Data entries for graphics
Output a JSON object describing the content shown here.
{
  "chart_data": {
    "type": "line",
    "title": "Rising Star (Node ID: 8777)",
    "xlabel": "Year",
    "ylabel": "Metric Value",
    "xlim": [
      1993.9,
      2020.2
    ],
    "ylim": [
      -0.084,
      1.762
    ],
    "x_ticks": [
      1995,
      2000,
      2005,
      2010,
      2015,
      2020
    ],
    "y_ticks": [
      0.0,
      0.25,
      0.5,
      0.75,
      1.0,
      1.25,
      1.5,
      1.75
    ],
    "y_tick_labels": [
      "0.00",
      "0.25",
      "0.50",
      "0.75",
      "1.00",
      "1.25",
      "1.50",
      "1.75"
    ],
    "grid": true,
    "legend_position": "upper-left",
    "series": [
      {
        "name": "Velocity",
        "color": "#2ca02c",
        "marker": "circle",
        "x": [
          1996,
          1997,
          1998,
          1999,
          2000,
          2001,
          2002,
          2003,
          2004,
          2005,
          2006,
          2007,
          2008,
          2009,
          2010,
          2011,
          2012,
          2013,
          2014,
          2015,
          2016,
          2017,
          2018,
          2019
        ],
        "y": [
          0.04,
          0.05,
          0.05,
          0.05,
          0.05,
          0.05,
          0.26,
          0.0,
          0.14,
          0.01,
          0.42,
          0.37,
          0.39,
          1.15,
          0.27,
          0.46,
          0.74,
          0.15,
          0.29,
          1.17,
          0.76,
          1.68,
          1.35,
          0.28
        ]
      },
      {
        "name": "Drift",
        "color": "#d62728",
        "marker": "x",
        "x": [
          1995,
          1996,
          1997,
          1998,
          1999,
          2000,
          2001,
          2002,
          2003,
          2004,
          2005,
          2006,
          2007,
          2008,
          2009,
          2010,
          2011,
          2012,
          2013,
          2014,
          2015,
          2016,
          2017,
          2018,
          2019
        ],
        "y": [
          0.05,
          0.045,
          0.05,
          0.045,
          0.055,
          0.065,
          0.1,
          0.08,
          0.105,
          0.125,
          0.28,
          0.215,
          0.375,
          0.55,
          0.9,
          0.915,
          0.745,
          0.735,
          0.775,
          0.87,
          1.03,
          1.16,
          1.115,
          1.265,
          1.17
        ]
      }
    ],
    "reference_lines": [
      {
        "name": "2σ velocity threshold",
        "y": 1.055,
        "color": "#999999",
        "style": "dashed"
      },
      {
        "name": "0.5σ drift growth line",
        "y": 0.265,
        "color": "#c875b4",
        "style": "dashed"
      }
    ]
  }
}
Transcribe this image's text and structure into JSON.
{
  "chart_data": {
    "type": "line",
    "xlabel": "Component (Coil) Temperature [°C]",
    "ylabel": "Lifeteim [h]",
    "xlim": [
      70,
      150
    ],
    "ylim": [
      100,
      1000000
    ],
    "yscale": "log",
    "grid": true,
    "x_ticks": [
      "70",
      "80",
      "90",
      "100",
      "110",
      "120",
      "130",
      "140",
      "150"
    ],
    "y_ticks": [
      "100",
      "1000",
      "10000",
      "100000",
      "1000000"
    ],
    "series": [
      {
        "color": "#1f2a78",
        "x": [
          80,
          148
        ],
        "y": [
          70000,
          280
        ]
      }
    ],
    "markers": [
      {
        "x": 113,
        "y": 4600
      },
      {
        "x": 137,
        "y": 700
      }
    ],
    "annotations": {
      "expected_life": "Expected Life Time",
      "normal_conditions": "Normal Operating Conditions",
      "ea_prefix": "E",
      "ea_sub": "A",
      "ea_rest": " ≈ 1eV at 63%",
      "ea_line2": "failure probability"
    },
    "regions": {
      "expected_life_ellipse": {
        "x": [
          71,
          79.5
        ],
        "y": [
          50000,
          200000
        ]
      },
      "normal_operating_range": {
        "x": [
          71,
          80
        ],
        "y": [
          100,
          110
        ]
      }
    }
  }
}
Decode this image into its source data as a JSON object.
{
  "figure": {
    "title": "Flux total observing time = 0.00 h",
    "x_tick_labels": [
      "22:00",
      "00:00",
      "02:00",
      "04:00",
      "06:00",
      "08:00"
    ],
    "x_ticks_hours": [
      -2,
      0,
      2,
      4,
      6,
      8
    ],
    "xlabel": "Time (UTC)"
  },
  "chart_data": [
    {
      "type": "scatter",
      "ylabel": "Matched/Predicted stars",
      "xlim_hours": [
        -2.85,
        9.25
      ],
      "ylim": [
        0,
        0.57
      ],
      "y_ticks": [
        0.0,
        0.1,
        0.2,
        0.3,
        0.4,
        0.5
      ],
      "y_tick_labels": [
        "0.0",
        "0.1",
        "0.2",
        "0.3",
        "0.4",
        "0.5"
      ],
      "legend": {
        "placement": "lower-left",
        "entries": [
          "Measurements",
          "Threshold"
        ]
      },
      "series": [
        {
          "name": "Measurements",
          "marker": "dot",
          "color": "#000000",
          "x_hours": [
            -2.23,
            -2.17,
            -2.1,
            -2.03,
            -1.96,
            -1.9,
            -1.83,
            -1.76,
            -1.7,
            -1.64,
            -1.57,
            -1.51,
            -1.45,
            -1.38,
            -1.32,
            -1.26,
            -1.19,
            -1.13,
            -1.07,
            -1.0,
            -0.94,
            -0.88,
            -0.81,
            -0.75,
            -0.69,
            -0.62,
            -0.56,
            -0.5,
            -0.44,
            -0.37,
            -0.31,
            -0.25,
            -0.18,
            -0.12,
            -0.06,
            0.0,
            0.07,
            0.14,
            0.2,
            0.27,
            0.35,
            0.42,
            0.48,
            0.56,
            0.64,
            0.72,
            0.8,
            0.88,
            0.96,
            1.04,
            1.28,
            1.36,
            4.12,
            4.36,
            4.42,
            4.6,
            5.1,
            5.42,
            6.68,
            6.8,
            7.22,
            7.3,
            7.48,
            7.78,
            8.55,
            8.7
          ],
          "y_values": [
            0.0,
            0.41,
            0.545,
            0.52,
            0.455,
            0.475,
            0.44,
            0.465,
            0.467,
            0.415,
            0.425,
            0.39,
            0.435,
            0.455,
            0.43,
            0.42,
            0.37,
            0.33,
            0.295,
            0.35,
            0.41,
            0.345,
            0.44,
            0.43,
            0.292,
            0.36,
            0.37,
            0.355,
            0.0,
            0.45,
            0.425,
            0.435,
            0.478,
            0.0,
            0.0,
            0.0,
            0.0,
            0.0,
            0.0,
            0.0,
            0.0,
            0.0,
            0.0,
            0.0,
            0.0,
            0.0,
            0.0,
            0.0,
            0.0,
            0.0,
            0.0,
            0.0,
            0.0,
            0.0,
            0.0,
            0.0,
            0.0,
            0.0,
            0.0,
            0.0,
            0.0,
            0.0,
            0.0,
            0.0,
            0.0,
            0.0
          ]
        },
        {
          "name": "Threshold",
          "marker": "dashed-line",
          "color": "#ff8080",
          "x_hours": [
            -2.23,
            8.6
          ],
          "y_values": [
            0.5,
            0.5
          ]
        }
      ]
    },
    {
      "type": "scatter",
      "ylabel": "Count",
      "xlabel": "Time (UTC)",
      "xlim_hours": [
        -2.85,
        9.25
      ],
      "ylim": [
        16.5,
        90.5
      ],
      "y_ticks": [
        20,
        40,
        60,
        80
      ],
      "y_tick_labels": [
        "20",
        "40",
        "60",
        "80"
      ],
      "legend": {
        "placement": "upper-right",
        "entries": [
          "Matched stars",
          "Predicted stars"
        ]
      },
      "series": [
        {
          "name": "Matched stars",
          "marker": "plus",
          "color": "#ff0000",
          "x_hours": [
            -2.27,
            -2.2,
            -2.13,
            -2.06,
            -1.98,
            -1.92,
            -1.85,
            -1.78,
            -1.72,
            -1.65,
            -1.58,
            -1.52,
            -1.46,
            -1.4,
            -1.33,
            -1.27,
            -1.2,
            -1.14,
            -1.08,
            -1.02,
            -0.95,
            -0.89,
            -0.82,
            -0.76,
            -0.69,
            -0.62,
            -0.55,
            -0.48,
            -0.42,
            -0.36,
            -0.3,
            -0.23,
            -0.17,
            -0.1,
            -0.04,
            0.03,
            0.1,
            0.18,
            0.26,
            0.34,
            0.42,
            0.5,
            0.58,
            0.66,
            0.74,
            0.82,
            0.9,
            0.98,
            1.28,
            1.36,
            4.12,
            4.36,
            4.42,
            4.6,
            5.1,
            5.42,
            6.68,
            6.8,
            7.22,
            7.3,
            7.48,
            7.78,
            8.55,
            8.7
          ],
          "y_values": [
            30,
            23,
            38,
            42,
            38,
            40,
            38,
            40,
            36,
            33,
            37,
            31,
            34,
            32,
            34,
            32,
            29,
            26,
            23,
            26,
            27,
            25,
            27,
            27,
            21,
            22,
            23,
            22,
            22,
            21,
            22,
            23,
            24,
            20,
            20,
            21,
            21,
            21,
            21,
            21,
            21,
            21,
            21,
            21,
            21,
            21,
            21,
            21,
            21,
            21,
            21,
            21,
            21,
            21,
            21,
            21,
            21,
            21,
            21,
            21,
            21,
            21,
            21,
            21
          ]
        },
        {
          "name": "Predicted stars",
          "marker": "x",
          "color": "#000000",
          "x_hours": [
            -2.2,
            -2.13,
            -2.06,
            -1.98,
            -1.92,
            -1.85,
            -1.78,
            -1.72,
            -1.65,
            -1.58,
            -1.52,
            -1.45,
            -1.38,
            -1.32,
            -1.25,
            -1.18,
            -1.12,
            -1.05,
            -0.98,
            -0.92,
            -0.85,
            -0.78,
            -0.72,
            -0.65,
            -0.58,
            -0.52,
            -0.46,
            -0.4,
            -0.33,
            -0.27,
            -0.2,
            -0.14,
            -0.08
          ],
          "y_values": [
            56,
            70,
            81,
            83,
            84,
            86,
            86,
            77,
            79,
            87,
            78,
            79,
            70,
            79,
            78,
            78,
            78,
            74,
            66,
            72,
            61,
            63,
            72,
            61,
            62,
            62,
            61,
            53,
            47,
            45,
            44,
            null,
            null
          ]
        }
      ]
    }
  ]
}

Work to do -
Using the records above, list each line that includes "into".

Answer below -
Transcribe this image's text and structure into JSON.
Decode this image into its source data as a JSON object.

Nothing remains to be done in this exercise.